• _Source records_:
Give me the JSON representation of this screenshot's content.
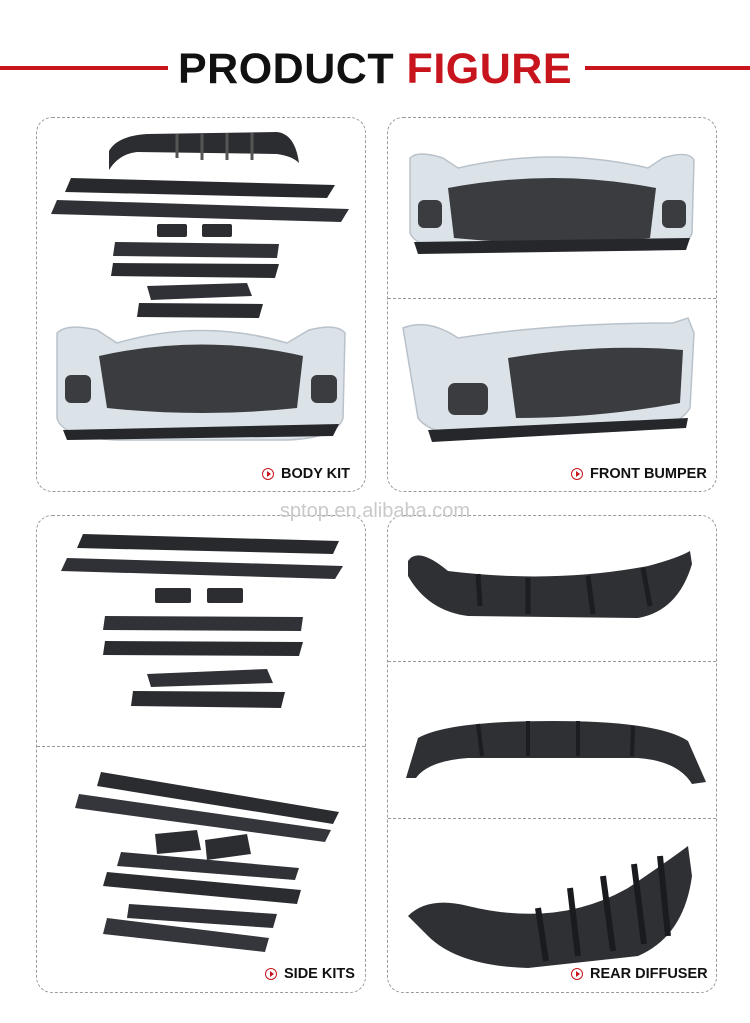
{
  "header": {
    "title_part1": "PRODUCT",
    "title_part2": "FIGURE"
  },
  "watermark": "sptop.en.alibaba.com",
  "panels": {
    "body_kit": {
      "label": "BODY KIT"
    },
    "front_bumper": {
      "label": "FRONT BUMPER"
    },
    "side_kits": {
      "label": "SIDE KITS"
    },
    "rear_diffuser": {
      "label": "REAR DIFFUSER"
    }
  },
  "colors": {
    "accent": "#c8141d",
    "bumper": "#dbe2e8",
    "carbon": "#2b2d31",
    "mesh": "#3a3c40"
  }
}
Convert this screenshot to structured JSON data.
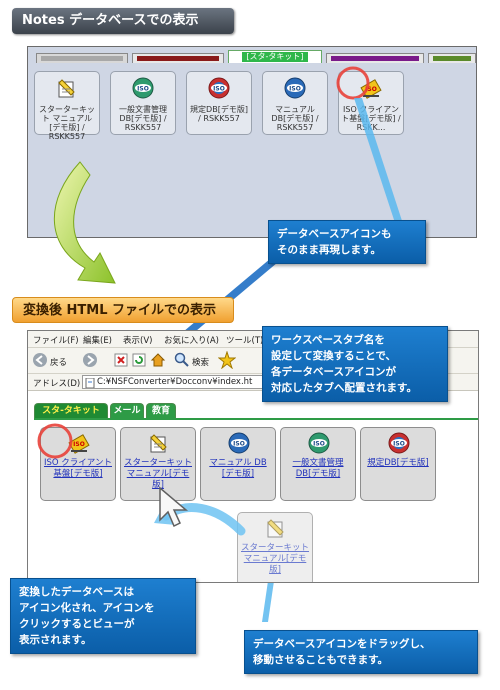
{
  "headers": {
    "notes_view": "Notes データベースでの表示",
    "html_view": "変換後 HTML ファイルでの表示"
  },
  "notes_window": {
    "starter_tab_label": "[スタ-タキット]",
    "tab_colors": [
      "#c0c0c0",
      "#8a1a1a",
      "#ffffff",
      "#7a1a8a",
      "#5a8a2a"
    ],
    "icons": [
      {
        "label": "スターターキット マニュアル[デモ版] / RSKK557",
        "icon": "note-pad-icon"
      },
      {
        "label": "一般文書管理 DB[デモ版] / RSKK557",
        "icon": "iso-globe-icon"
      },
      {
        "label": "規定DB[デモ版] / RSKK557",
        "icon": "iso-globe-red-icon"
      },
      {
        "label": "マニュアル DB[デモ版] / RSKK557",
        "icon": "iso-globe-icon"
      },
      {
        "label": "ISO クライアント基盤[デモ版] / RSKK...",
        "icon": "iso-folder-icon"
      }
    ]
  },
  "callouts": {
    "db_icon": [
      "データベースアイコンも",
      "そのまま再現します。"
    ],
    "workspace_tab": [
      "ワークスペースタブ名を",
      "設定して変換することで、",
      "各データベースアイコンが",
      "対応したタブへ配置されます。"
    ],
    "click_view": [
      "変換したデータベースは",
      "アイコン化され、アイコンを",
      "クリックするとビューが",
      "表示されます。"
    ],
    "drag_move": [
      "データベースアイコンをドラッグし、",
      "移動させることもできます。"
    ]
  },
  "browser": {
    "menu": [
      "ファイル(F)",
      "編集(E)",
      "表示(V)",
      "お気に入り(A)",
      "ツール(T)"
    ],
    "toolbar": {
      "back": "戻る",
      "search": "検索"
    },
    "address_label": "アドレス(D)",
    "address_value": "C:¥NSFConverter¥Docconv¥index.ht",
    "tabs": [
      "スタ-タキット",
      "メール",
      "教育"
    ],
    "icons": [
      {
        "label": "ISO クライアント基盤[デモ版]",
        "icon": "iso-folder-icon"
      },
      {
        "label": "スターターキット マニュアル[デモ版]",
        "icon": "note-pad-icon"
      },
      {
        "label": "マニュアル DB [デモ版]",
        "icon": "iso-globe-icon"
      },
      {
        "label": "一般文書管理 DB[デモ版]",
        "icon": "iso-globe-icon"
      },
      {
        "label": "規定DB[デモ版]",
        "icon": "iso-globe-red-icon"
      }
    ],
    "drag_ghost_label": "スターターキット マニュアル[デモ版]"
  }
}
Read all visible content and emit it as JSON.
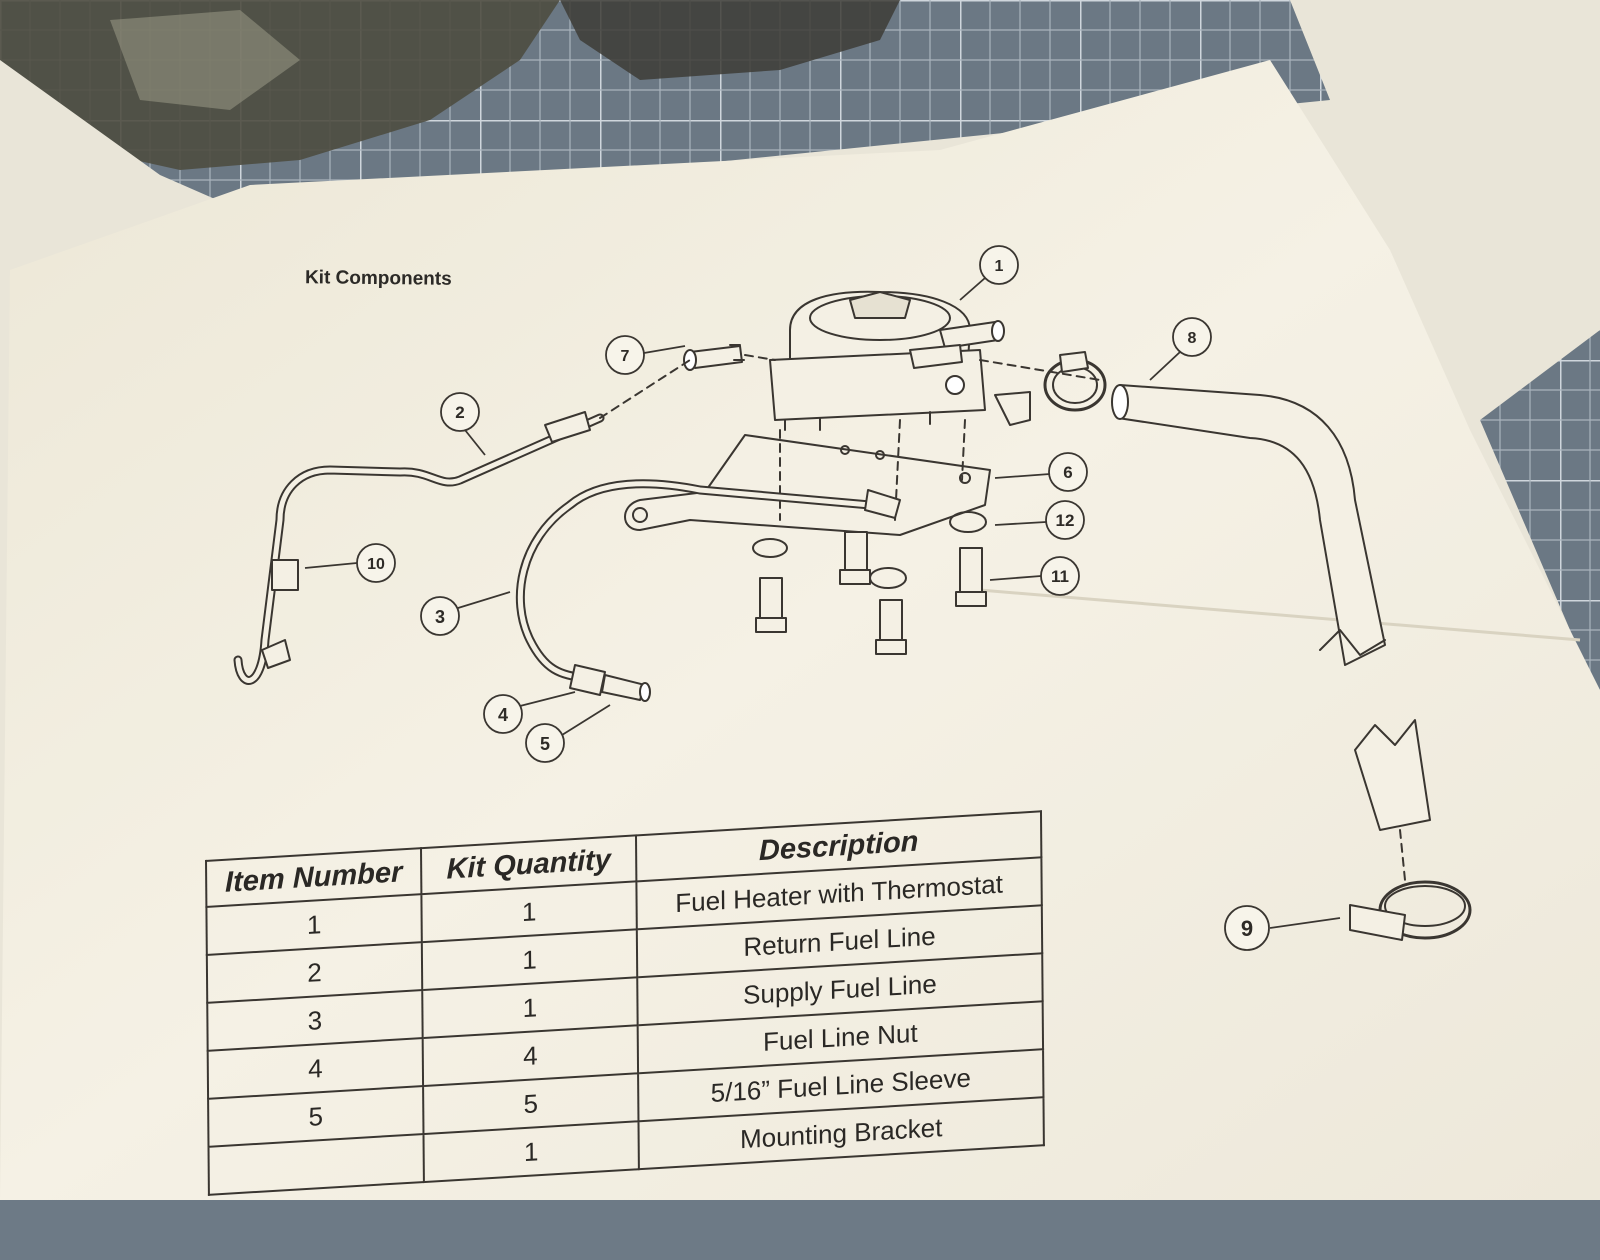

• _Stated task_: Search the lines above for the string "クライアント基盤", then show every one that has it.

• _Written solution_:
        "label": "ISO クライアント基盤[デモ版] / RSKK...",
        "label": "ISO クライアント基盤[デモ版]",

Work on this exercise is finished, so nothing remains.